_WHAT IS BEING ASKED_
Quote the data below in full, minus the images.

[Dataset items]

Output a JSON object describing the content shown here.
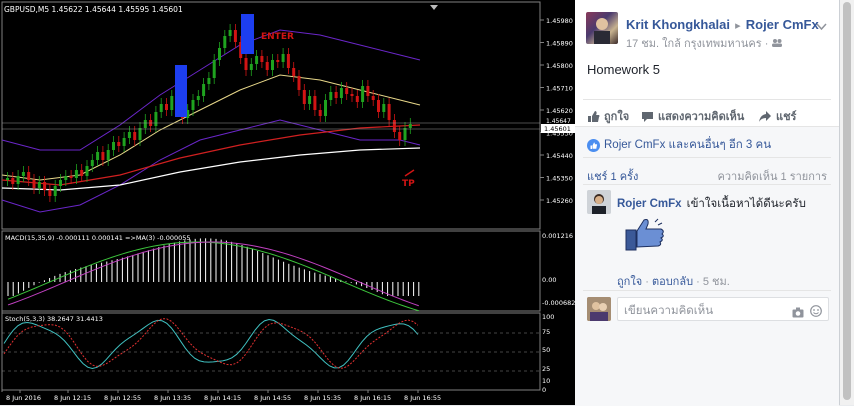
{
  "chart": {
    "header": "GBPUSD,M5  1.45622 1.45644 1.45595 1.45601",
    "price_ticks": [
      "1.45980",
      "1.45890",
      "1.45800",
      "1.45710",
      "1.45620",
      "1.45530",
      "1.45440",
      "1.45350",
      "1.45260"
    ],
    "current_price": "1.45601",
    "near_price": "1.45647",
    "enter_label": "ENTER",
    "tp_label": "TP",
    "macd_label": "MACD(15,35,9) -0.000111 0.000141  =>MA(3) -0.000055",
    "macd_ticks": [
      "0.001216",
      "0.00",
      "-0.000682"
    ],
    "stoch_label": "Stoch(5,3,3) 38.2647 31.4413",
    "stoch_ticks": [
      "100",
      "75",
      "50",
      "25",
      "10",
      "0"
    ],
    "time_ticks": [
      "8 Jun 2016",
      "8 Jun 12:15",
      "8 Jun 12:55",
      "8 Jun 13:35",
      "8 Jun 14:15",
      "8 Jun 14:55",
      "8 Jun 15:35",
      "8 Jun 16:15",
      "8 Jun 16:55"
    ],
    "colors": {
      "bull": "#1fa31f",
      "bear": "#d11414",
      "signal_box": "#1d3ef0",
      "bands": "#6a26c9"
    }
  },
  "post": {
    "author": "Krit Khongkhalai",
    "arrow": "▸",
    "group": "Rojer CmFx",
    "time": "17 ชม.",
    "location": "ใกล้ กรุงเทพมหานคร",
    "privacy_sep": "·",
    "body": "Homework 5",
    "actions": {
      "like": "ถูกใจ",
      "comment": "แสดงความคิดเห็น",
      "share": "แชร์"
    },
    "reactions": "Rojer CmFx และคนอื่นๆ อีก 3 คน",
    "shares": "แชร์ 1 ครั้ง",
    "comments_count": "ความคิดเห็น 1 รายการ"
  },
  "comment": {
    "author": "Rojer CmFx",
    "text": "เข้าใจเนื้อหาได้ดีนะครับ",
    "like": "ถูกใจ",
    "dot": "·",
    "reply": "ตอบกลับ",
    "time": "5 ชม."
  },
  "composer": {
    "placeholder": "เขียนความคิดเห็น"
  }
}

_RESULT FOR THIS EXERCISE_
Output a JSON object describing the content shown here.
{
  "chart": {
    "header": "GBPUSD,M5  1.45622 1.45644 1.45595 1.45601",
    "price_ticks": [
      "1.45980",
      "1.45890",
      "1.45800",
      "1.45710",
      "1.45620",
      "1.45530",
      "1.45440",
      "1.45350",
      "1.45260"
    ],
    "current_price": "1.45601",
    "near_price": "1.45647",
    "enter_label": "ENTER",
    "tp_label": "TP",
    "macd_label": "MACD(15,35,9) -0.000111 0.000141  =>MA(3) -0.000055",
    "macd_ticks": [
      "0.001216",
      "0.00",
      "-0.000682"
    ],
    "stoch_label": "Stoch(5,3,3) 38.2647 31.4413",
    "stoch_ticks": [
      "100",
      "75",
      "50",
      "25",
      "10",
      "0"
    ],
    "time_ticks": [
      "8 Jun 2016",
      "8 Jun 12:15",
      "8 Jun 12:55",
      "8 Jun 13:35",
      "8 Jun 14:15",
      "8 Jun 14:55",
      "8 Jun 15:35",
      "8 Jun 16:15",
      "8 Jun 16:55"
    ],
    "colors": {
      "bull": "#1fa31f",
      "bear": "#d11414",
      "signal_box": "#1d3ef0",
      "bands": "#6a26c9"
    }
  },
  "post": {
    "author": "Krit Khongkhalai",
    "arrow": "▸",
    "group": "Rojer CmFx",
    "time": "17 ชม.",
    "location": "ใกล้ กรุงเทพมหานคร",
    "privacy_sep": "·",
    "body": "Homework 5",
    "actions": {
      "like": "ถูกใจ",
      "comment": "แสดงความคิดเห็น",
      "share": "แชร์"
    },
    "reactions": "Rojer CmFx และคนอื่นๆ อีก 3 คน",
    "shares": "แชร์ 1 ครั้ง",
    "comments_count": "ความคิดเห็น 1 รายการ"
  },
  "comment": {
    "author": "Rojer CmFx",
    "text": "เข้าใจเนื้อหาได้ดีนะครับ",
    "like": "ถูกใจ",
    "dot": "·",
    "reply": "ตอบกลับ",
    "time": "5 ชม."
  },
  "composer": {
    "placeholder": "เขียนความคิดเห็น"
  }
}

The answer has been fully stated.